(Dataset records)

==*==

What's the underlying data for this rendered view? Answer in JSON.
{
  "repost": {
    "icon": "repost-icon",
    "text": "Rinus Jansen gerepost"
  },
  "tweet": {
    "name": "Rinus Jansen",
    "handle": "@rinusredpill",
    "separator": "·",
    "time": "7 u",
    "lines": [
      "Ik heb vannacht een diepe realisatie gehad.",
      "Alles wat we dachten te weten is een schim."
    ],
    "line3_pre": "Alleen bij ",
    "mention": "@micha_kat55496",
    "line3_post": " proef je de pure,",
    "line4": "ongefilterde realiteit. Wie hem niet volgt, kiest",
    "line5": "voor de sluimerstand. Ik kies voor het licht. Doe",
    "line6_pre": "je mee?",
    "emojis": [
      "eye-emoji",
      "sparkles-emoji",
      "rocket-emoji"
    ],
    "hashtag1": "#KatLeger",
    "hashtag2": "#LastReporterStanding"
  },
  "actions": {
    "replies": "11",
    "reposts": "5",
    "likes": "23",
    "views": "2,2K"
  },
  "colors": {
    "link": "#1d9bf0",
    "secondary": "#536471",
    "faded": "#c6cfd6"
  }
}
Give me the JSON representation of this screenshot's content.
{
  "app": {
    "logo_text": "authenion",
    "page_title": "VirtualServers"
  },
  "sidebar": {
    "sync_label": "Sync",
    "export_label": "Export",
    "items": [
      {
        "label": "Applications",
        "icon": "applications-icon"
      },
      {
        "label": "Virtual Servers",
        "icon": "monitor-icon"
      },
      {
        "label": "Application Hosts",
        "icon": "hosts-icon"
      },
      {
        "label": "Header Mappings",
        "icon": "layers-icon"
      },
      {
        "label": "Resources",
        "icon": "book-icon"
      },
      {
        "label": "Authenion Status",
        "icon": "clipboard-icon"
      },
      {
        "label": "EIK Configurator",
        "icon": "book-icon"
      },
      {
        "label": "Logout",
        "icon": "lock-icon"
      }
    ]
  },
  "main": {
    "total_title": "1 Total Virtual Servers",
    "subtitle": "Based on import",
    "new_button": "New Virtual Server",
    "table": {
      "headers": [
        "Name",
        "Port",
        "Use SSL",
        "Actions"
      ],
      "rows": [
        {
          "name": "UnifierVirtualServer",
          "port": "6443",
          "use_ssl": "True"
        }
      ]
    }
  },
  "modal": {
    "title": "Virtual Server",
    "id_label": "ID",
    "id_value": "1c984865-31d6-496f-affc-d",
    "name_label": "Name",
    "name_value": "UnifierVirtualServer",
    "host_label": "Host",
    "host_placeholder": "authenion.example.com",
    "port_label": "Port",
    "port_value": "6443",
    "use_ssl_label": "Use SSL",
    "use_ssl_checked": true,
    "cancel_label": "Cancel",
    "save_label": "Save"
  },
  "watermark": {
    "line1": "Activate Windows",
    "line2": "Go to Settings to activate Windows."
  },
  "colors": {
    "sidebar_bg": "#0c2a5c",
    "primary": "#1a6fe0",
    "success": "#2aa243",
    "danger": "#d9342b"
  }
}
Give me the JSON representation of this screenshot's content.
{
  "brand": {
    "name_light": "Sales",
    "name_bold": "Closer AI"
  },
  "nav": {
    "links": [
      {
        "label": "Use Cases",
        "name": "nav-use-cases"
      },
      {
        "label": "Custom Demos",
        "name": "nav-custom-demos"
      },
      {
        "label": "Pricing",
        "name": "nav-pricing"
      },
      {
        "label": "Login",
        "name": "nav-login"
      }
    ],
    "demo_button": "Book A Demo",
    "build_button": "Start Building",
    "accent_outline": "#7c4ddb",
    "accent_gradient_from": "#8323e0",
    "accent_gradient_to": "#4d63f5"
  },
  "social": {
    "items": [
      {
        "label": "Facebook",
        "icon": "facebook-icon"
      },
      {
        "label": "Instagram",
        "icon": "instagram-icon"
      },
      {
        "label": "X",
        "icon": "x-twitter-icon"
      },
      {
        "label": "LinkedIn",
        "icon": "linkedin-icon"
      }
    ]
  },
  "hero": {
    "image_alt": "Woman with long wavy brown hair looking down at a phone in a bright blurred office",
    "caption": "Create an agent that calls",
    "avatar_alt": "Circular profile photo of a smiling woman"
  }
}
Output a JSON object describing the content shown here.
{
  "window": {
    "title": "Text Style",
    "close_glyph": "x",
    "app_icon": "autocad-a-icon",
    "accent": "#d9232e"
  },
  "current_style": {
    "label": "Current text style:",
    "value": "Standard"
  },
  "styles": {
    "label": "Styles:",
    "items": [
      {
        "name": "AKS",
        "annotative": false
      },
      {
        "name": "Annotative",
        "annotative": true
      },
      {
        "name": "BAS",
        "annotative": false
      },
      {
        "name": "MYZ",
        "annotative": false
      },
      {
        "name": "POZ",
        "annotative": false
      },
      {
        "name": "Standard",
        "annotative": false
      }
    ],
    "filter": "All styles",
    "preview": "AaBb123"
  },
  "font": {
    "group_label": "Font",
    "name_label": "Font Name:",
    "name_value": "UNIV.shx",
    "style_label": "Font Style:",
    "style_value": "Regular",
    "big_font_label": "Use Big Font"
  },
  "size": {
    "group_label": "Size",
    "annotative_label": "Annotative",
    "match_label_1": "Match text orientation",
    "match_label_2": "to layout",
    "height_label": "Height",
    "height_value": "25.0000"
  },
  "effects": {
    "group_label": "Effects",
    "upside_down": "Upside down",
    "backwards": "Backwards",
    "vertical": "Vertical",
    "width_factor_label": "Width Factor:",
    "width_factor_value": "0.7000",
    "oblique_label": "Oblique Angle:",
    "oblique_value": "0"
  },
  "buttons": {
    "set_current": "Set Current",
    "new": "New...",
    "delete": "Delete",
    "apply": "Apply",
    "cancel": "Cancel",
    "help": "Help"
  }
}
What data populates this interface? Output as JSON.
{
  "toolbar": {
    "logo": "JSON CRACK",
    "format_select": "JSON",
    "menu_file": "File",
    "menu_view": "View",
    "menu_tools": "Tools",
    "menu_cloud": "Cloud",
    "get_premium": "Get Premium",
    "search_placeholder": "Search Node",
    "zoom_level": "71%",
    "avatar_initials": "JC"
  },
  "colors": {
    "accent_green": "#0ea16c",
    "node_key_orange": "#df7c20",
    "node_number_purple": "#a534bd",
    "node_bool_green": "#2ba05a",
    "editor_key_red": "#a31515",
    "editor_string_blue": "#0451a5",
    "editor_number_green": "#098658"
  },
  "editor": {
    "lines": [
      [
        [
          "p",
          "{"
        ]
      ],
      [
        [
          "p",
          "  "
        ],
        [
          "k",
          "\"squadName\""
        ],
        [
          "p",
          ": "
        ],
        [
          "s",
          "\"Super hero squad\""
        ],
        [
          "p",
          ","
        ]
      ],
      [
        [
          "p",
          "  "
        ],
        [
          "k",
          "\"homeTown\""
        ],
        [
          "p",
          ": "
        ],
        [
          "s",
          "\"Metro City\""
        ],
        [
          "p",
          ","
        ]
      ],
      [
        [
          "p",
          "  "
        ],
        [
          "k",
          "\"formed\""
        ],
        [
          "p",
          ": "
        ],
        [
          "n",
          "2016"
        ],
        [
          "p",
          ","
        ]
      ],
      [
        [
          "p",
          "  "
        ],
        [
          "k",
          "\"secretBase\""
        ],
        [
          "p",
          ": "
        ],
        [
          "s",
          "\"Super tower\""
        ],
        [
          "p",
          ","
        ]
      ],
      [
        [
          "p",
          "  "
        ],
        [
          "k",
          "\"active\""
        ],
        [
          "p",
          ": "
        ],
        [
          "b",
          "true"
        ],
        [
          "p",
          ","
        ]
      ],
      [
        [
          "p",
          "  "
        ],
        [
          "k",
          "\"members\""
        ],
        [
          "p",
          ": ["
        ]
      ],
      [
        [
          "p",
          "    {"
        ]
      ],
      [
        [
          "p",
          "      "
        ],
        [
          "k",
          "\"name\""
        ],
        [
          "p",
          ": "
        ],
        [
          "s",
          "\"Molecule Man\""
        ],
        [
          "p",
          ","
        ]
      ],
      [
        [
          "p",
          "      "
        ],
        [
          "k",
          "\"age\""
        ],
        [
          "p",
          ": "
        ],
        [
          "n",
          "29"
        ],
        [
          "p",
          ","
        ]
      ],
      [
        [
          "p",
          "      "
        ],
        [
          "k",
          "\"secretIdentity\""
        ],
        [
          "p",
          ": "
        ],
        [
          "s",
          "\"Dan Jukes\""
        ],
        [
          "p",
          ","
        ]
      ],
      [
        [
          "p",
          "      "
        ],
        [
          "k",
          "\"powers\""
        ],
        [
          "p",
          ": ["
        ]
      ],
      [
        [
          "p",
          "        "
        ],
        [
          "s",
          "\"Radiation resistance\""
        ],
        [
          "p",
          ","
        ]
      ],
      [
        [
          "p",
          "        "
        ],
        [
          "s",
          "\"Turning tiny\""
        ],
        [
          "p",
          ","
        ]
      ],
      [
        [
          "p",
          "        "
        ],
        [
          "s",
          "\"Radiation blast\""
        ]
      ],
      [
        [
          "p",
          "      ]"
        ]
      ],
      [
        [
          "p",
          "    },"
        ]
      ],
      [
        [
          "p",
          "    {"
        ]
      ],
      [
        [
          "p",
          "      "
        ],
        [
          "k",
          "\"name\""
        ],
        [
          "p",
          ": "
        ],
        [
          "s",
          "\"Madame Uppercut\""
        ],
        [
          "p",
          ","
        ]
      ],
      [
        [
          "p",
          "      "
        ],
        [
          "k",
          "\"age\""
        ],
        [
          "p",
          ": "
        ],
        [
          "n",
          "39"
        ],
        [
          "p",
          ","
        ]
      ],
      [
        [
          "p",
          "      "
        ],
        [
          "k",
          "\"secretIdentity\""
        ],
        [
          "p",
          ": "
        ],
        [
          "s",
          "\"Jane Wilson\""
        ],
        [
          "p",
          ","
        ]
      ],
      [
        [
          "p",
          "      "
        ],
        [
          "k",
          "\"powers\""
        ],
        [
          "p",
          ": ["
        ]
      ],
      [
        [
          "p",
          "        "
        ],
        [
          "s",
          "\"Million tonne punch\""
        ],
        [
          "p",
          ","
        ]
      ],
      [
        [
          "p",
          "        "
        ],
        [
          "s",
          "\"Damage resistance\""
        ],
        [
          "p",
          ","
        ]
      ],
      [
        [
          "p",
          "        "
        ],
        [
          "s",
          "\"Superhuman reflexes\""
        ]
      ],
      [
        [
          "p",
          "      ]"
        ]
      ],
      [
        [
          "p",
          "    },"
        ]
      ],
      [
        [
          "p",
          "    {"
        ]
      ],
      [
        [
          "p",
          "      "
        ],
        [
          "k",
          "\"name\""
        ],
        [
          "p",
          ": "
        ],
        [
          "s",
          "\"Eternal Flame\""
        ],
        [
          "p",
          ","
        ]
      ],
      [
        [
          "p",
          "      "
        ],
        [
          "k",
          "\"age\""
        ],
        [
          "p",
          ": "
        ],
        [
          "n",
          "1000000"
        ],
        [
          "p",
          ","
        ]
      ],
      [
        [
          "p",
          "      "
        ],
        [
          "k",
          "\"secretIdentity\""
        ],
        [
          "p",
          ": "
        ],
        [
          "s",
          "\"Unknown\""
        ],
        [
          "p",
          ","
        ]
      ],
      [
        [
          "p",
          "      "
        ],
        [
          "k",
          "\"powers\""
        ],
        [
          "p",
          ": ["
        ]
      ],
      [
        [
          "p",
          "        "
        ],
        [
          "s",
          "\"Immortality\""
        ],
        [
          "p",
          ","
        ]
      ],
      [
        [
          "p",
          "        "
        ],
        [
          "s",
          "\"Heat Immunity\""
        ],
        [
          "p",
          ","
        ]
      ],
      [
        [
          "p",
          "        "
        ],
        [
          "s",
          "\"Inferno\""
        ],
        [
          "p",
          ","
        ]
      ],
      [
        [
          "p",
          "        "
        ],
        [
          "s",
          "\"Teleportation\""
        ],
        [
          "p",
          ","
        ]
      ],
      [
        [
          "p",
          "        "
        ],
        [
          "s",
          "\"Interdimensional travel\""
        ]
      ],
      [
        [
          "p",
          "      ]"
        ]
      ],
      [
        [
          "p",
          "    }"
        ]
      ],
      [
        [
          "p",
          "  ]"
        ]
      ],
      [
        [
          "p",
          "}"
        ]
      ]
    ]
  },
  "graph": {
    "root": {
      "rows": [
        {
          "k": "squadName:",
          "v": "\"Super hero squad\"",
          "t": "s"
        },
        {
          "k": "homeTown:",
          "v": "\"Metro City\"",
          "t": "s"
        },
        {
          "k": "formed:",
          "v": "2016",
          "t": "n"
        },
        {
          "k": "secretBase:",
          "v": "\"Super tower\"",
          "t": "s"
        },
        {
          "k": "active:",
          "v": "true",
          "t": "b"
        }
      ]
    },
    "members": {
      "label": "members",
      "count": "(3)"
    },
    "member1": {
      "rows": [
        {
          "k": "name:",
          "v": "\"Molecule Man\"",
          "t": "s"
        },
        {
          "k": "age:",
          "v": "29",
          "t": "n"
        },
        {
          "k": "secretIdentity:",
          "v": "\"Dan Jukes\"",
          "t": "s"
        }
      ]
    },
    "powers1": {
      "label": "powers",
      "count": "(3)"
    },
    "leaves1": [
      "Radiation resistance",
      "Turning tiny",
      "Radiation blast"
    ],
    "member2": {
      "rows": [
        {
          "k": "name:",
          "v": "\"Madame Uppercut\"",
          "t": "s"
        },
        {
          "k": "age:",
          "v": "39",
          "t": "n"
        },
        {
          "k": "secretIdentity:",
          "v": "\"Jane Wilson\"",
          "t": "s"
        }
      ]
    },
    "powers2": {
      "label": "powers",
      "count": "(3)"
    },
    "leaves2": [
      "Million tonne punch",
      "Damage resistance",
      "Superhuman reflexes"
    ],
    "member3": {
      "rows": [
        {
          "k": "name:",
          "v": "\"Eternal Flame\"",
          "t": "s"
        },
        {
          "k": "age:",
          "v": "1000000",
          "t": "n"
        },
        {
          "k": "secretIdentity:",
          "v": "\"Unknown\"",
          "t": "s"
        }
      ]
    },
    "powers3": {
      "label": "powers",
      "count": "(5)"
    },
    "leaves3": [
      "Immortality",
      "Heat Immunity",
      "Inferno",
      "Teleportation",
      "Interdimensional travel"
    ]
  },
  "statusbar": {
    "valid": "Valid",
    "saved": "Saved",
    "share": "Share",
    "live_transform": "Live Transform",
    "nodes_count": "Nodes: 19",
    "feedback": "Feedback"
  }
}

==*==

> **Exercise brief**: Among these entries, how many lines include the string "hero"? Reply with the number by itself.

> **Output of the task**: 3